= Given instruction =
Extract every line below, verbatim.

——————————

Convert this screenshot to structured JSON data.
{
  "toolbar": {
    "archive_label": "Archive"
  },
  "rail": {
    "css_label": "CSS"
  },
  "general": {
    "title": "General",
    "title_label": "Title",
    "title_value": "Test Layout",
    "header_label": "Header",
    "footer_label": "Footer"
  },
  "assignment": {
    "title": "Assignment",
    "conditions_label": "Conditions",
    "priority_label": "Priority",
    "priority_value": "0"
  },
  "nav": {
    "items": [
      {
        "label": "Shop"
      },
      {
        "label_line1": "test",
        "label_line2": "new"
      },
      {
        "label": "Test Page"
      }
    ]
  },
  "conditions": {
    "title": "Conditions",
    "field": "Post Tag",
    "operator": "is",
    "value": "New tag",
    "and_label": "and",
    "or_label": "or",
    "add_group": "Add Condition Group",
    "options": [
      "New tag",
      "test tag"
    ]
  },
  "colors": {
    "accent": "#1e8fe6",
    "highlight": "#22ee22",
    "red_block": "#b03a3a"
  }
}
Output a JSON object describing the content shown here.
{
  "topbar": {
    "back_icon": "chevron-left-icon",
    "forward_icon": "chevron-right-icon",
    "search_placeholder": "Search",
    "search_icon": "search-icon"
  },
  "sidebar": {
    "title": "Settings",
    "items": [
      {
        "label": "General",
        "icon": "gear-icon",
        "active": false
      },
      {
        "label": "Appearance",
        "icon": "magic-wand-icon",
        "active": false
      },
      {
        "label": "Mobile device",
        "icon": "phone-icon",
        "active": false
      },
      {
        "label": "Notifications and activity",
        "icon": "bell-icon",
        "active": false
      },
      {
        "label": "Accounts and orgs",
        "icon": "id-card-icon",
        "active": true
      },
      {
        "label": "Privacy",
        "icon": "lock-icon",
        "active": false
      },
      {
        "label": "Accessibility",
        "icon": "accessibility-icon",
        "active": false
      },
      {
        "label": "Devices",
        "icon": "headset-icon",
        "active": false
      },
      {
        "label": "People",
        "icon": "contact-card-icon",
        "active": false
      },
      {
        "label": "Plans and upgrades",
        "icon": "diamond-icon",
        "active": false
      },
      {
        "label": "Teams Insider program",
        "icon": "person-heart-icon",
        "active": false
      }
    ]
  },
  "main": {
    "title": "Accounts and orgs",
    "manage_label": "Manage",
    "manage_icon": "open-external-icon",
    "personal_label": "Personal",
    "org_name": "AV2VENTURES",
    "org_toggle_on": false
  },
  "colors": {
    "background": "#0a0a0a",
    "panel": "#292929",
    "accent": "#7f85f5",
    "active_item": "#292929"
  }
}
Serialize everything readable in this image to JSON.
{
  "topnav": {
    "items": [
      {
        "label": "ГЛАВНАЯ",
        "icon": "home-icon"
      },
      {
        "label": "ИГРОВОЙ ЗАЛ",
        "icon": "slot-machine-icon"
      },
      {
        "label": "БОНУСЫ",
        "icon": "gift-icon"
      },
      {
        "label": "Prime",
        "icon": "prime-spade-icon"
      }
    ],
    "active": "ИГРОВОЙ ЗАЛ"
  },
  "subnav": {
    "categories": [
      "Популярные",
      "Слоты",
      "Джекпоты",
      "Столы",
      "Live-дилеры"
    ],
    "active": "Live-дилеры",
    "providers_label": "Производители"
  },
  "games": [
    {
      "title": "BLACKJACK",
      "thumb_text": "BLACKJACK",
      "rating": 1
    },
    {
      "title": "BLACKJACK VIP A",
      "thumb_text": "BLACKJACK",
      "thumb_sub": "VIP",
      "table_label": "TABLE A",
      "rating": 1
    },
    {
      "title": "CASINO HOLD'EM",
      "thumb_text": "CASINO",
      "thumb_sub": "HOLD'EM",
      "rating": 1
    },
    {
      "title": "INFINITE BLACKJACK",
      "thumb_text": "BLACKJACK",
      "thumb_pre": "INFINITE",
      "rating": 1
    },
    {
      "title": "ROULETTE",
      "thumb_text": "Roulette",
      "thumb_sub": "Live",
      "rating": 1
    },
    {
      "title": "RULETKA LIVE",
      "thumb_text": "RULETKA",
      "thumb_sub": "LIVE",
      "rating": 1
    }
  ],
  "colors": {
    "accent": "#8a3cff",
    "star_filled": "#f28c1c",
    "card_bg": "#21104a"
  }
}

——————————

= Answer for the task =
Convert this screenshot to structured JSON data.
{
  "toolbar": {
    "archive_label": "Archive"
  },
  "rail": {
    "css_label": "CSS"
  },
  "general": {
    "title": "General",
    "title_label": "Title",
    "title_value": "Test Layout",
    "header_label": "Header",
    "footer_label": "Footer"
  },
  "assignment": {
    "title": "Assignment",
    "conditions_label": "Conditions",
    "priority_label": "Priority",
    "priority_value": "0"
  },
  "nav": {
    "items": [
      {
        "label": "Shop"
      },
      {
        "label_line1": "test",
        "label_line2": "new"
      },
      {
        "label": "Test Page"
      }
    ]
  },
  "conditions": {
    "title": "Conditions",
    "field": "Post Tag",
    "operator": "is",
    "value": "New tag",
    "and_label": "and",
    "or_label": "or",
    "add_group": "Add Condition Group",
    "options": [
      "New tag",
      "test tag"
    ]
  },
  "colors": {
    "accent": "#1e8fe6",
    "highlight": "#22ee22",
    "red_block": "#b03a3a"
  }
}
Output a JSON object describing the content shown here.
{
  "topbar": {
    "back_icon": "chevron-left-icon",
    "forward_icon": "chevron-right-icon",
    "search_placeholder": "Search",
    "search_icon": "search-icon"
  },
  "sidebar": {
    "title": "Settings",
    "items": [
      {
        "label": "General",
        "icon": "gear-icon",
        "active": false
      },
      {
        "label": "Appearance",
        "icon": "magic-wand-icon",
        "active": false
      },
      {
        "label": "Mobile device",
        "icon": "phone-icon",
        "active": false
      },
      {
        "label": "Notifications and activity",
        "icon": "bell-icon",
        "active": false
      },
      {
        "label": "Accounts and orgs",
        "icon": "id-card-icon",
        "active": true
      },
      {
        "label": "Privacy",
        "icon": "lock-icon",
        "active": false
      },
      {
        "label": "Accessibility",
        "icon": "accessibility-icon",
        "active": false
      },
      {
        "label": "Devices",
        "icon": "headset-icon",
        "active": false
      },
      {
        "label": "People",
        "icon": "contact-card-icon",
        "active": false
      },
      {
        "label": "Plans and upgrades",
        "icon": "diamond-icon",
        "active": false
      },
      {
        "label": "Teams Insider program",
        "icon": "person-heart-icon",
        "active": false
      }
    ]
  },
  "main": {
    "title": "Accounts and orgs",
    "manage_label": "Manage",
    "manage_icon": "open-external-icon",
    "personal_label": "Personal",
    "org_name": "AV2VENTURES",
    "org_toggle_on": false
  },
  "colors": {
    "background": "#0a0a0a",
    "panel": "#292929",
    "accent": "#7f85f5",
    "active_item": "#292929"
  }
}
Serialize everything readable in this image to JSON.
{
  "topnav": {
    "items": [
      {
        "label": "ГЛАВНАЯ",
        "icon": "home-icon"
      },
      {
        "label": "ИГРОВОЙ ЗАЛ",
        "icon": "slot-machine-icon"
      },
      {
        "label": "БОНУСЫ",
        "icon": "gift-icon"
      },
      {
        "label": "Prime",
        "icon": "prime-spade-icon"
      }
    ],
    "active": "ИГРОВОЙ ЗАЛ"
  },
  "subnav": {
    "categories": [
      "Популярные",
      "Слоты",
      "Джекпоты",
      "Столы",
      "Live-дилеры"
    ],
    "active": "Live-дилеры",
    "providers_label": "Производители"
  },
  "games": [
    {
      "title": "BLACKJACK",
      "thumb_text": "BLACKJACK",
      "rating": 1
    },
    {
      "title": "BLACKJACK VIP A",
      "thumb_text": "BLACKJACK",
      "thumb_sub": "VIP",
      "table_label": "TABLE A",
      "rating": 1
    },
    {
      "title": "CASINO HOLD'EM",
      "thumb_text": "CASINO",
      "thumb_sub": "HOLD'EM",
      "rating": 1
    },
    {
      "title": "INFINITE BLACKJACK",
      "thumb_text": "BLACKJACK",
      "thumb_pre": "INFINITE",
      "rating": 1
    },
    {
      "title": "ROULETTE",
      "thumb_text": "Roulette",
      "thumb_sub": "Live",
      "rating": 1
    },
    {
      "title": "RULETKA LIVE",
      "thumb_text": "RULETKA",
      "thumb_sub": "LIVE",
      "rating": 1
    }
  ],
  "colors": {
    "accent": "#8a3cff",
    "star_filled": "#f28c1c",
    "card_bg": "#21104a"
  }
}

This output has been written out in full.